[Recorded data]
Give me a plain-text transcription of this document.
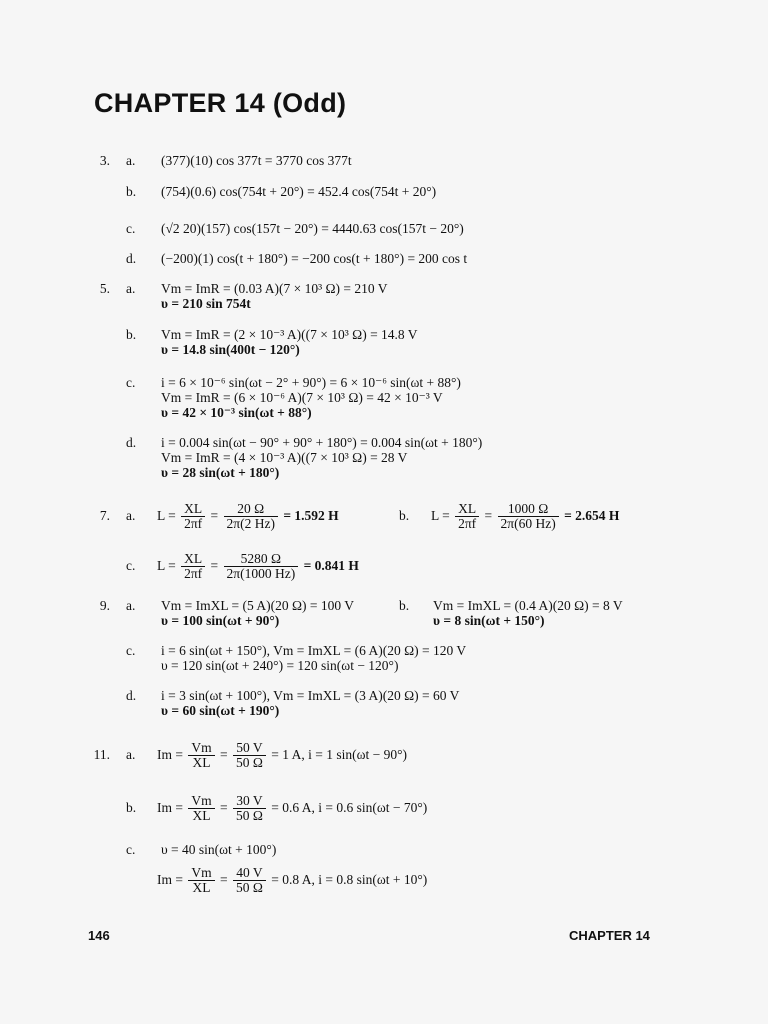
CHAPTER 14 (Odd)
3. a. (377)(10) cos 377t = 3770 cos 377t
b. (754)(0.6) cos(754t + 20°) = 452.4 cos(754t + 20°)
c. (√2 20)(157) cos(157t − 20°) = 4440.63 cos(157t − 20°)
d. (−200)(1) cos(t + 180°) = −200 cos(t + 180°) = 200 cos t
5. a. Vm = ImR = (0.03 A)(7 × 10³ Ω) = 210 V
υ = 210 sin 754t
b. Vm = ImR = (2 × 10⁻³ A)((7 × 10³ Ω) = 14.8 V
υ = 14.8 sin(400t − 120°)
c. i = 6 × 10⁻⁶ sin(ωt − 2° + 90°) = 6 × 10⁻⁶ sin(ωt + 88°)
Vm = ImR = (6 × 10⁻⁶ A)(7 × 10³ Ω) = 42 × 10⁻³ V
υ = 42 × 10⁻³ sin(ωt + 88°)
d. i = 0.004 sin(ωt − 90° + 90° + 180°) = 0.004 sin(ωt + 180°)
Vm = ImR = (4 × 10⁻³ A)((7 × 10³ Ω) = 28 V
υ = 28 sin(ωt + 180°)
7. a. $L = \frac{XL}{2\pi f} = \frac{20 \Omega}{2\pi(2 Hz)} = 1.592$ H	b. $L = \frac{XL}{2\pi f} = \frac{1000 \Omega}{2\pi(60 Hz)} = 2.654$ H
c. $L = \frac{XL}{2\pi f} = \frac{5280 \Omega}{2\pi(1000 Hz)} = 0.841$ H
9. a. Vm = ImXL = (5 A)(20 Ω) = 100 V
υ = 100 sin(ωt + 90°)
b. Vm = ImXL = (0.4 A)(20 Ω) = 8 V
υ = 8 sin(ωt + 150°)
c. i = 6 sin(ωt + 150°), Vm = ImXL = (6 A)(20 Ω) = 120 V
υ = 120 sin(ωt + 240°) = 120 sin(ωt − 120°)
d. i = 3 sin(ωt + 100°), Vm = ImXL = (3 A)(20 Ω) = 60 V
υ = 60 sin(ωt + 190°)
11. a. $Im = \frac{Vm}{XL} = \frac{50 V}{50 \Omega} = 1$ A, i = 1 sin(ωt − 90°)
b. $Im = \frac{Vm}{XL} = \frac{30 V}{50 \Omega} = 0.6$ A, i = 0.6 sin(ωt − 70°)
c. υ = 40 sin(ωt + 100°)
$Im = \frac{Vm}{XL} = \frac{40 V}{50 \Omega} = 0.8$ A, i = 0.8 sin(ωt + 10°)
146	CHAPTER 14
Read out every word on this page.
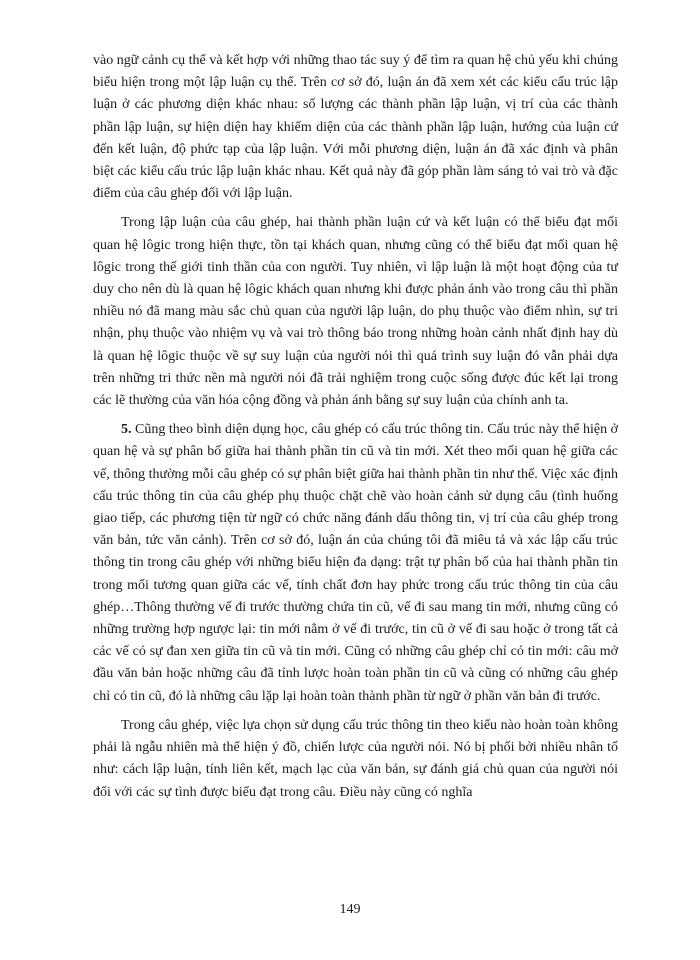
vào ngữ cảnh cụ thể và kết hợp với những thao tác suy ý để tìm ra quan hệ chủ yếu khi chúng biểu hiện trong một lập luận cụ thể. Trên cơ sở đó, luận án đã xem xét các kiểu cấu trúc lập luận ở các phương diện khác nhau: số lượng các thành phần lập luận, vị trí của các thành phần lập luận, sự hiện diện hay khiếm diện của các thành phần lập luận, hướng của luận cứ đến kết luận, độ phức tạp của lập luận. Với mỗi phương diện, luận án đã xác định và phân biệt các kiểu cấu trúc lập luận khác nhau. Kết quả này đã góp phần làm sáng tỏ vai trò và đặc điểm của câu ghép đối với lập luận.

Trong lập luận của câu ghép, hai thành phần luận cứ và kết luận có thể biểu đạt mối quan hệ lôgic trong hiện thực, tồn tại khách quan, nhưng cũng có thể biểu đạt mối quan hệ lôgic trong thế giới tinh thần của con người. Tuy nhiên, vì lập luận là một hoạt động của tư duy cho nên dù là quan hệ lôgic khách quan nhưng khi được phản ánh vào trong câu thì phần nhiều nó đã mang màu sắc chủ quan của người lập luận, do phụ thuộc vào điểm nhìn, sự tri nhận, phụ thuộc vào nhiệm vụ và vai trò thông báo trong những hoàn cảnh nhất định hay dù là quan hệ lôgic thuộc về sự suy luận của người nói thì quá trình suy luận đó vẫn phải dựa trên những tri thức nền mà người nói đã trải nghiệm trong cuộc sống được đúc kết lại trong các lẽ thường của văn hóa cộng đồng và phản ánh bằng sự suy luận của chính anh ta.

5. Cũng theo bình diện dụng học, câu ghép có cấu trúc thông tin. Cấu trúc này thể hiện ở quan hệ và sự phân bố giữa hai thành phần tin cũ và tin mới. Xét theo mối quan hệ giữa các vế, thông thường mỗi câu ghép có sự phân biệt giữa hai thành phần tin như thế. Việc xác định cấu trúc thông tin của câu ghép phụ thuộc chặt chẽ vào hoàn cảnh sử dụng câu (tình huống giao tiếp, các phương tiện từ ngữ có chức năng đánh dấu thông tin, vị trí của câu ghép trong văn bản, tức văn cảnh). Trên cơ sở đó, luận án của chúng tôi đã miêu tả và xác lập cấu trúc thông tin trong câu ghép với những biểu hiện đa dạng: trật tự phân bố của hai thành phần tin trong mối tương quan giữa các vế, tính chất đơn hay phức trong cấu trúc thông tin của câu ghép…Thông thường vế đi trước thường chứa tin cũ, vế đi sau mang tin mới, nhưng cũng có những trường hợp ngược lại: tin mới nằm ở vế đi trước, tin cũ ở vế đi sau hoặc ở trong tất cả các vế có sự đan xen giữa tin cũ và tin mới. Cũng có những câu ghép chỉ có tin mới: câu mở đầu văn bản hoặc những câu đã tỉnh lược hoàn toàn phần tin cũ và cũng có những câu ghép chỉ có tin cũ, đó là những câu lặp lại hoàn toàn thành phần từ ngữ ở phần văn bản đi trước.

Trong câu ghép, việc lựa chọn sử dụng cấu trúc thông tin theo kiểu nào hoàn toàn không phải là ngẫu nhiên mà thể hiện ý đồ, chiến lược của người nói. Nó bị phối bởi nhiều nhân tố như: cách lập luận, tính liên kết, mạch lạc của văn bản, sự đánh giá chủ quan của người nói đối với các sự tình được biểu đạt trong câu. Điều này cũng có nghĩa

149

TASK DIRECTIONS:
Omit all pictures while transcribing the entries verbatim.

ANSWER:
Give me a plain-text transcription of this document.
CHAPTER 14 (Odd)
3. a. (377)(10) cos 377t = 3770 cos 377t
b. (754)(0.6) cos(754t + 20°) = 452.4 cos(754t + 20°)
c. (√2 20)(157) cos(157t − 20°) = 4440.63 cos(157t − 20°)
d. (−200)(1) cos(t + 180°) = −200 cos(t + 180°) = 200 cos t
5. a. Vm = ImR = (0.03 A)(7 × 10³ Ω) = 210 V
υ = 210 sin 754t
b. Vm = ImR = (2 × 10⁻³ A)((7 × 10³ Ω) = 14.8 V
υ = 14.8 sin(400t − 120°)
c. i = 6 × 10⁻⁶ sin(ωt − 2° + 90°) = 6 × 10⁻⁶ sin(ωt + 88°)
Vm = ImR = (6 × 10⁻⁶ A)(7 × 10³ Ω) = 42 × 10⁻³ V
υ = 42 × 10⁻³ sin(ωt + 88°)
d. i = 0.004 sin(ωt − 90° + 90° + 180°) = 0.004 sin(ωt + 180°)
Vm = ImR = (4 × 10⁻³ A)((7 × 10³ Ω) = 28 V
υ = 28 sin(ωt + 180°)
7. a. $L = \frac{XL}{2\pi f} = \frac{20 \Omega}{2\pi(2 Hz)} = 1.592$ H	b. $L = \frac{XL}{2\pi f} = \frac{1000 \Omega}{2\pi(60 Hz)} = 2.654$ H
c. $L = \frac{XL}{2\pi f} = \frac{5280 \Omega}{2\pi(1000 Hz)} = 0.841$ H
9. a. Vm = ImXL = (5 A)(20 Ω) = 100 V
υ = 100 sin(ωt + 90°)
b. Vm = ImXL = (0.4 A)(20 Ω) = 8 V
υ = 8 sin(ωt + 150°)
c. i = 6 sin(ωt + 150°), Vm = ImXL = (6 A)(20 Ω) = 120 V
υ = 120 sin(ωt + 240°) = 120 sin(ωt − 120°)
d. i = 3 sin(ωt + 100°), Vm = ImXL = (3 A)(20 Ω) = 60 V
υ = 60 sin(ωt + 190°)
11. a. $Im = \frac{Vm}{XL} = \frac{50 V}{50 \Omega} = 1$ A, i = 1 sin(ωt − 90°)
b. $Im = \frac{Vm}{XL} = \frac{30 V}{50 \Omega} = 0.6$ A, i = 0.6 sin(ωt − 70°)
c. υ = 40 sin(ωt + 100°)
$Im = \frac{Vm}{XL} = \frac{40 V}{50 \Omega} = 0.8$ A, i = 0.8 sin(ωt + 10°)
146	CHAPTER 14
Read out every word on this page.
vào ngữ cảnh cụ thể và kết hợp với những thao tác suy ý để tìm ra quan hệ chủ yếu khi chúng biểu hiện trong một lập luận cụ thể. Trên cơ sở đó, luận án đã xem xét các kiểu cấu trúc lập luận ở các phương diện khác nhau: số lượng các thành phần lập luận, vị trí của các thành phần lập luận, sự hiện diện hay khiếm diện của các thành phần lập luận, hướng của luận cứ đến kết luận, độ phức tạp của lập luận. Với mỗi phương diện, luận án đã xác định và phân biệt các kiểu cấu trúc lập luận khác nhau. Kết quả này đã góp phần làm sáng tỏ vai trò và đặc điểm của câu ghép đối với lập luận.

Trong lập luận của câu ghép, hai thành phần luận cứ và kết luận có thể biểu đạt mối quan hệ lôgic trong hiện thực, tồn tại khách quan, nhưng cũng có thể biểu đạt mối quan hệ lôgic trong thế giới tinh thần của con người. Tuy nhiên, vì lập luận là một hoạt động của tư duy cho nên dù là quan hệ lôgic khách quan nhưng khi được phản ánh vào trong câu thì phần nhiều nó đã mang màu sắc chủ quan của người lập luận, do phụ thuộc vào điểm nhìn, sự tri nhận, phụ thuộc vào nhiệm vụ và vai trò thông báo trong những hoàn cảnh nhất định hay dù là quan hệ lôgic thuộc về sự suy luận của người nói thì quá trình suy luận đó vẫn phải dựa trên những tri thức nền mà người nói đã trải nghiệm trong cuộc sống được đúc kết lại trong các lẽ thường của văn hóa cộng đồng và phản ánh bằng sự suy luận của chính anh ta.

5. Cũng theo bình diện dụng học, câu ghép có cấu trúc thông tin. Cấu trúc này thể hiện ở quan hệ và sự phân bố giữa hai thành phần tin cũ và tin mới. Xét theo mối quan hệ giữa các vế, thông thường mỗi câu ghép có sự phân biệt giữa hai thành phần tin như thế. Việc xác định cấu trúc thông tin của câu ghép phụ thuộc chặt chẽ vào hoàn cảnh sử dụng câu (tình huống giao tiếp, các phương tiện từ ngữ có chức năng đánh dấu thông tin, vị trí của câu ghép trong văn bản, tức văn cảnh). Trên cơ sở đó, luận án của chúng tôi đã miêu tả và xác lập cấu trúc thông tin trong câu ghép với những biểu hiện đa dạng: trật tự phân bố của hai thành phần tin trong mối tương quan giữa các vế, tính chất đơn hay phức trong cấu trúc thông tin của câu ghép…Thông thường vế đi trước thường chứa tin cũ, vế đi sau mang tin mới, nhưng cũng có những trường hợp ngược lại: tin mới nằm ở vế đi trước, tin cũ ở vế đi sau hoặc ở trong tất cả các vế có sự đan xen giữa tin cũ và tin mới. Cũng có những câu ghép chỉ có tin mới: câu mở đầu văn bản hoặc những câu đã tỉnh lược hoàn toàn phần tin cũ và cũng có những câu ghép chỉ có tin cũ, đó là những câu lặp lại hoàn toàn thành phần từ ngữ ở phần văn bản đi trước.

Trong câu ghép, việc lựa chọn sử dụng cấu trúc thông tin theo kiểu nào hoàn toàn không phải là ngẫu nhiên mà thể hiện ý đồ, chiến lược của người nói. Nó bị phối bởi nhiều nhân tố như: cách lập luận, tính liên kết, mạch lạc của văn bản, sự đánh giá chủ quan của người nói đối với các sự tình được biểu đạt trong câu. Điều này cũng có nghĩa

149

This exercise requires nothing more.